| Problem to work on |
Output only the count of lines that contain "subtitle".

— BEGIN —

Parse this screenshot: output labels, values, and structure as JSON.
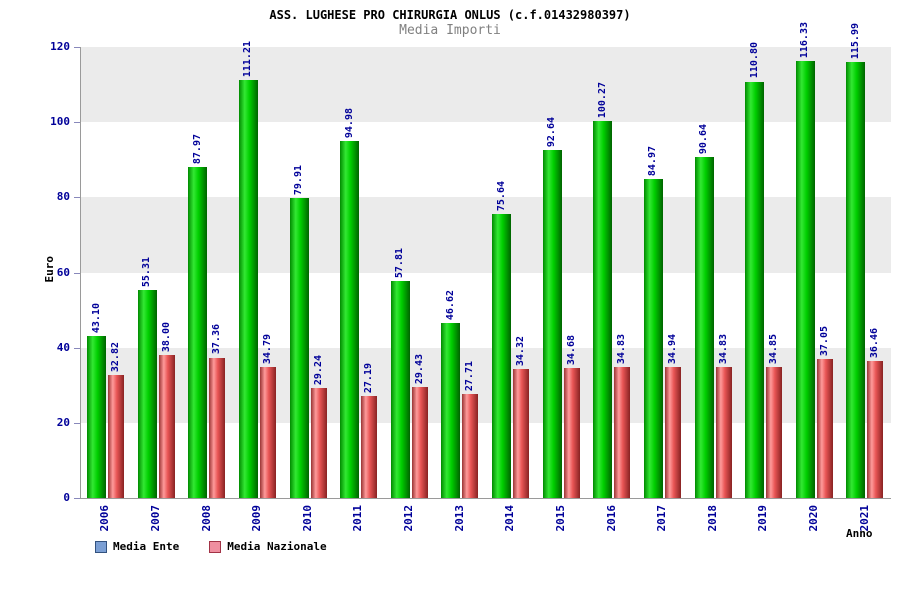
{
  "header": {
    "title": "ASS. LUGHESE PRO CHIRURGIA ONLUS (c.f.01432980397)",
    "subtitle": "Media Importi"
  },
  "chart_data": {
    "type": "bar",
    "title": "ASS. LUGHESE PRO CHIRURGIA ONLUS (c.f.01432980397)",
    "subtitle": "Media Importi",
    "xlabel": "Anno",
    "ylabel": "Euro",
    "ylim": [
      0,
      120
    ],
    "yticks": [
      0,
      20,
      40,
      60,
      80,
      100,
      120
    ],
    "grid": "alternating horizontal gray bands every 20 units",
    "legend_position": "bottom-left",
    "axis_text_color": "#000099",
    "value_label_color": "#000099",
    "categories": [
      "2006",
      "2007",
      "2008",
      "2009",
      "2010",
      "2011",
      "2012",
      "2013",
      "2014",
      "2015",
      "2016",
      "2017",
      "2018",
      "2019",
      "2020",
      "2021"
    ],
    "series": [
      {
        "name": "Media Ente",
        "bar_color": "#00cc00",
        "legend_swatch_color": "#7b9fd4",
        "legend_swatch_border": "#33527f",
        "values": [
          43.1,
          55.31,
          87.97,
          111.21,
          79.91,
          94.98,
          57.81,
          46.62,
          75.64,
          92.64,
          100.27,
          84.97,
          90.64,
          110.8,
          116.33,
          115.99
        ]
      },
      {
        "name": "Media Nazionale",
        "bar_color": "#e85555",
        "legend_swatch_color": "#ef8fa0",
        "legend_swatch_border": "#a23346",
        "values": [
          32.82,
          38.0,
          37.36,
          34.79,
          29.24,
          27.19,
          29.43,
          27.71,
          34.32,
          34.68,
          34.83,
          34.94,
          34.83,
          34.85,
          37.05,
          36.46
        ]
      }
    ]
  }
}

— END —

| Expected answer |
2